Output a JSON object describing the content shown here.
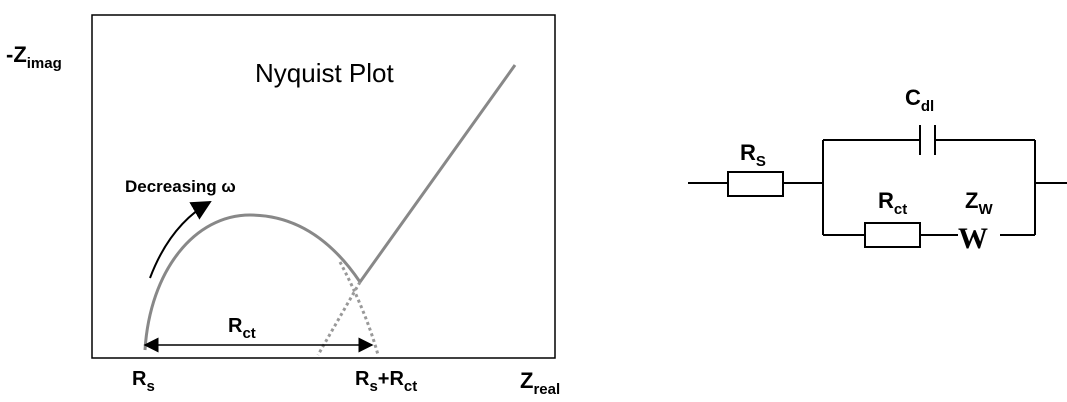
{
  "plot": {
    "title": "Nyquist Plot",
    "y_axis": {
      "main": "-Z",
      "sub": "imag"
    },
    "x_axis": {
      "main": "Z",
      "sub": "real"
    },
    "annotation": "Decreasing ω",
    "rct_label": {
      "main": "R",
      "sub": "ct"
    },
    "rs_label": {
      "main": "R",
      "sub": "s"
    },
    "rs_rct_label": {
      "main": "R",
      "sub": "s",
      "rest": "+R",
      "sub2": "ct"
    }
  },
  "circuit": {
    "rs": {
      "main": "R",
      "sub": "S"
    },
    "cdl": {
      "main": "C",
      "sub": "dl"
    },
    "rct": {
      "main": "R",
      "sub": "ct"
    },
    "zw": {
      "main": "Z",
      "sub": "W"
    },
    "w_symbol": "W"
  }
}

PROBLEM DETAILS ->
Copy out each line word for word, please, skipping the images.

OUTPUT FOR THIS EXERCISE ->
Output a JSON object describing the content shown here.
{
  "plot": {
    "title": "Nyquist Plot",
    "y_axis": {
      "main": "-Z",
      "sub": "imag"
    },
    "x_axis": {
      "main": "Z",
      "sub": "real"
    },
    "annotation": "Decreasing ω",
    "rct_label": {
      "main": "R",
      "sub": "ct"
    },
    "rs_label": {
      "main": "R",
      "sub": "s"
    },
    "rs_rct_label": {
      "main": "R",
      "sub": "s",
      "rest": "+R",
      "sub2": "ct"
    }
  },
  "circuit": {
    "rs": {
      "main": "R",
      "sub": "S"
    },
    "cdl": {
      "main": "C",
      "sub": "dl"
    },
    "rct": {
      "main": "R",
      "sub": "ct"
    },
    "zw": {
      "main": "Z",
      "sub": "W"
    },
    "w_symbol": "W"
  }
}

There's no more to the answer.